▸ THE TASK:
Reproduce each line of the listing exactly.

+++ EXTRACTED INFORMATION +++

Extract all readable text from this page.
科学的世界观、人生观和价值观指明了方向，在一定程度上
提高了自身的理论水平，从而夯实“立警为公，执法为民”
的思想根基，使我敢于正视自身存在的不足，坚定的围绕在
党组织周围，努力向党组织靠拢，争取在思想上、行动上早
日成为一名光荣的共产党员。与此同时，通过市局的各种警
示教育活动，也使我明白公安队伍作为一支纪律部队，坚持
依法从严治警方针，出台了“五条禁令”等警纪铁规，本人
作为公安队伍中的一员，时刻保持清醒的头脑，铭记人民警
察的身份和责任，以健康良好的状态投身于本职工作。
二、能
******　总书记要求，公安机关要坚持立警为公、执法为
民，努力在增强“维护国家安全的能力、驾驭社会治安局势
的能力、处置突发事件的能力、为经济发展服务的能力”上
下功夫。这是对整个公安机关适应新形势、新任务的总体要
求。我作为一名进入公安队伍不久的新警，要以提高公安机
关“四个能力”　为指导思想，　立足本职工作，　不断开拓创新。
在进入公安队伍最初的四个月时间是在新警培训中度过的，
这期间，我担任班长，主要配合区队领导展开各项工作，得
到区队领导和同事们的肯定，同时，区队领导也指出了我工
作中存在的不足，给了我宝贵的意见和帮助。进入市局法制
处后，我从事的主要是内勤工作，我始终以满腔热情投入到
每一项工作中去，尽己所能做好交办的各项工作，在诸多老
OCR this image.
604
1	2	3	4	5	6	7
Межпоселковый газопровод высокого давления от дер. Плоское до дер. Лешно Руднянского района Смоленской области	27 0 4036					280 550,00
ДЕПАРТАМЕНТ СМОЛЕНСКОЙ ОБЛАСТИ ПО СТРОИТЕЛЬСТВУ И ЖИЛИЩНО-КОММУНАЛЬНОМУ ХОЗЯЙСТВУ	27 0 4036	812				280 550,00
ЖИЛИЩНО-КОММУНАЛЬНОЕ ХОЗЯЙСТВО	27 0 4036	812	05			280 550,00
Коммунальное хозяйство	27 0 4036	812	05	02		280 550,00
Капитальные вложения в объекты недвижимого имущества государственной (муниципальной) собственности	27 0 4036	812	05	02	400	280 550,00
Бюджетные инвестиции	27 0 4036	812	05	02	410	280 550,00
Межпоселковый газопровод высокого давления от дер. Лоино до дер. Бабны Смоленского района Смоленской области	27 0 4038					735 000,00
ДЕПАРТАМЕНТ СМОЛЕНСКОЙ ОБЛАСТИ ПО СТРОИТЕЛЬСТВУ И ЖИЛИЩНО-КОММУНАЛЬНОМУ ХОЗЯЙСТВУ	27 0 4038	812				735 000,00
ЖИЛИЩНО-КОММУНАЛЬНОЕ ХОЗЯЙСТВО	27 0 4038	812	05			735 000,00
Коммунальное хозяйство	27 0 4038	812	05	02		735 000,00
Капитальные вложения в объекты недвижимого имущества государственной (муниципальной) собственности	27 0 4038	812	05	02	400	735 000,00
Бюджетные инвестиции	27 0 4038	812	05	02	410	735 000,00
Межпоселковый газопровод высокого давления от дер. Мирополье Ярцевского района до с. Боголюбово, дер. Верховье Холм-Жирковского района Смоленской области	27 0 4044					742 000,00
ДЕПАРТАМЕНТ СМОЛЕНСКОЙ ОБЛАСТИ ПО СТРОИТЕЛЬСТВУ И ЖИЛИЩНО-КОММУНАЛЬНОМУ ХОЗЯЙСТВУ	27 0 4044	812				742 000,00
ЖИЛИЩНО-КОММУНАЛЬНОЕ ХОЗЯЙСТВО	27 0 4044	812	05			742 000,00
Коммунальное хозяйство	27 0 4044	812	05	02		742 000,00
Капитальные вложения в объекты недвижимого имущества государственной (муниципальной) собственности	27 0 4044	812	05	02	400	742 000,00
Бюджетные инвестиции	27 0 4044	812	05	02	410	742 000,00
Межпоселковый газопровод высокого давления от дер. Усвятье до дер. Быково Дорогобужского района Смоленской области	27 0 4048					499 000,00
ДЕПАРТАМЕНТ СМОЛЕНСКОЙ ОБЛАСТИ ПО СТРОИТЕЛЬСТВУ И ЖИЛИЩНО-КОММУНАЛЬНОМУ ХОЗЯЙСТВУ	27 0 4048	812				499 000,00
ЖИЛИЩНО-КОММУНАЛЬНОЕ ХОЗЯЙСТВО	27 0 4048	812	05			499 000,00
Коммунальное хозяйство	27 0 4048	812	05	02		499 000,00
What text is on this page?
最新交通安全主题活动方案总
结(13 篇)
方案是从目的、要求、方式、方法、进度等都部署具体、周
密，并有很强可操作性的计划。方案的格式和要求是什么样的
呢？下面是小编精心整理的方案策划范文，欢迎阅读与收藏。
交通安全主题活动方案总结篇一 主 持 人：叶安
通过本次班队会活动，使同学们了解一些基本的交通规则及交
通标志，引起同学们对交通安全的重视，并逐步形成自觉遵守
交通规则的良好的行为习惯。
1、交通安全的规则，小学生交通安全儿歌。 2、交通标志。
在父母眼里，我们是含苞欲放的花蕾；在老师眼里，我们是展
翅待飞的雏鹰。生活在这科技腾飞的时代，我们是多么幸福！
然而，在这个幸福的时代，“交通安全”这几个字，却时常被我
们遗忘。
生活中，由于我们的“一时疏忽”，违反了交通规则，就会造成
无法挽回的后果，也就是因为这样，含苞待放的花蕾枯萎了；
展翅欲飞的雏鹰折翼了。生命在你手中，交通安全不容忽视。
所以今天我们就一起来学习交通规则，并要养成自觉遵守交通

+++

▸ ANSWER IN FULL:
Extract all readable text from this page.
科学的世界观、人生观和价值观指明了方向，在一定程度上
提高了自身的理论水平，从而夯实“立警为公，执法为民”
的思想根基，使我敢于正视自身存在的不足，坚定的围绕在
党组织周围，努力向党组织靠拢，争取在思想上、行动上早
日成为一名光荣的共产党员。与此同时，通过市局的各种警
示教育活动，也使我明白公安队伍作为一支纪律部队，坚持
依法从严治警方针，出台了“五条禁令”等警纪铁规，本人
作为公安队伍中的一员，时刻保持清醒的头脑，铭记人民警
察的身份和责任，以健康良好的状态投身于本职工作。
二、能
******　总书记要求，公安机关要坚持立警为公、执法为
民，努力在增强“维护国家安全的能力、驾驭社会治安局势
的能力、处置突发事件的能力、为经济发展服务的能力”上
下功夫。这是对整个公安机关适应新形势、新任务的总体要
求。我作为一名进入公安队伍不久的新警，要以提高公安机
关“四个能力”　为指导思想，　立足本职工作，　不断开拓创新。
在进入公安队伍最初的四个月时间是在新警培训中度过的，
这期间，我担任班长，主要配合区队领导展开各项工作，得
到区队领导和同事们的肯定，同时，区队领导也指出了我工
作中存在的不足，给了我宝贵的意见和帮助。进入市局法制
处后，我从事的主要是内勤工作，我始终以满腔热情投入到
每一项工作中去，尽己所能做好交办的各项工作，在诸多老
OCR this image.
604
1	2	3	4	5	6	7
Межпоселковый газопровод высокого давления от дер. Плоское до дер. Лешно Руднянского района Смоленской области	27 0 4036					280 550,00
ДЕПАРТАМЕНТ СМОЛЕНСКОЙ ОБЛАСТИ ПО СТРОИТЕЛЬСТВУ И ЖИЛИЩНО-КОММУНАЛЬНОМУ ХОЗЯЙСТВУ	27 0 4036	812				280 550,00
ЖИЛИЩНО-КОММУНАЛЬНОЕ ХОЗЯЙСТВО	27 0 4036	812	05			280 550,00
Коммунальное хозяйство	27 0 4036	812	05	02		280 550,00
Капитальные вложения в объекты недвижимого имущества государственной (муниципальной) собственности	27 0 4036	812	05	02	400	280 550,00
Бюджетные инвестиции	27 0 4036	812	05	02	410	280 550,00
Межпоселковый газопровод высокого давления от дер. Лоино до дер. Бабны Смоленского района Смоленской области	27 0 4038					735 000,00
ДЕПАРТАМЕНТ СМОЛЕНСКОЙ ОБЛАСТИ ПО СТРОИТЕЛЬСТВУ И ЖИЛИЩНО-КОММУНАЛЬНОМУ ХОЗЯЙСТВУ	27 0 4038	812				735 000,00
ЖИЛИЩНО-КОММУНАЛЬНОЕ ХОЗЯЙСТВО	27 0 4038	812	05			735 000,00
Коммунальное хозяйство	27 0 4038	812	05	02		735 000,00
Капитальные вложения в объекты недвижимого имущества государственной (муниципальной) собственности	27 0 4038	812	05	02	400	735 000,00
Бюджетные инвестиции	27 0 4038	812	05	02	410	735 000,00
Межпоселковый газопровод высокого давления от дер. Мирополье Ярцевского района до с. Боголюбово, дер. Верховье Холм-Жирковского района Смоленской области	27 0 4044					742 000,00
ДЕПАРТАМЕНТ СМОЛЕНСКОЙ ОБЛАСТИ ПО СТРОИТЕЛЬСТВУ И ЖИЛИЩНО-КОММУНАЛЬНОМУ ХОЗЯЙСТВУ	27 0 4044	812				742 000,00
ЖИЛИЩНО-КОММУНАЛЬНОЕ ХОЗЯЙСТВО	27 0 4044	812	05			742 000,00
Коммунальное хозяйство	27 0 4044	812	05	02		742 000,00
Капитальные вложения в объекты недвижимого имущества государственной (муниципальной) собственности	27 0 4044	812	05	02	400	742 000,00
Бюджетные инвестиции	27 0 4044	812	05	02	410	742 000,00
Межпоселковый газопровод высокого давления от дер. Усвятье до дер. Быково Дорогобужского района Смоленской области	27 0 4048					499 000,00
ДЕПАРТАМЕНТ СМОЛЕНСКОЙ ОБЛАСТИ ПО СТРОИТЕЛЬСТВУ И ЖИЛИЩНО-КОММУНАЛЬНОМУ ХОЗЯЙСТВУ	27 0 4048	812				499 000,00
ЖИЛИЩНО-КОММУНАЛЬНОЕ ХОЗЯЙСТВО	27 0 4048	812	05			499 000,00
Коммунальное хозяйство	27 0 4048	812	05	02		499 000,00
What text is on this page?
最新交通安全主题活动方案总
结(13 篇)
方案是从目的、要求、方式、方法、进度等都部署具体、周
密，并有很强可操作性的计划。方案的格式和要求是什么样的
呢？下面是小编精心整理的方案策划范文，欢迎阅读与收藏。
交通安全主题活动方案总结篇一 主 持 人：叶安
通过本次班队会活动，使同学们了解一些基本的交通规则及交
通标志，引起同学们对交通安全的重视，并逐步形成自觉遵守
交通规则的良好的行为习惯。
1、交通安全的规则，小学生交通安全儿歌。 2、交通标志。
在父母眼里，我们是含苞欲放的花蕾；在老师眼里，我们是展
翅待飞的雏鹰。生活在这科技腾飞的时代，我们是多么幸福！
然而，在这个幸福的时代，“交通安全”这几个字，却时常被我
们遗忘。
生活中，由于我们的“一时疏忽”，违反了交通规则，就会造成
无法挽回的后果，也就是因为这样，含苞待放的花蕾枯萎了；
展翅欲飞的雏鹰折翼了。生命在你手中，交通安全不容忽视。
所以今天我们就一起来学习交通规则，并要养成自觉遵守交通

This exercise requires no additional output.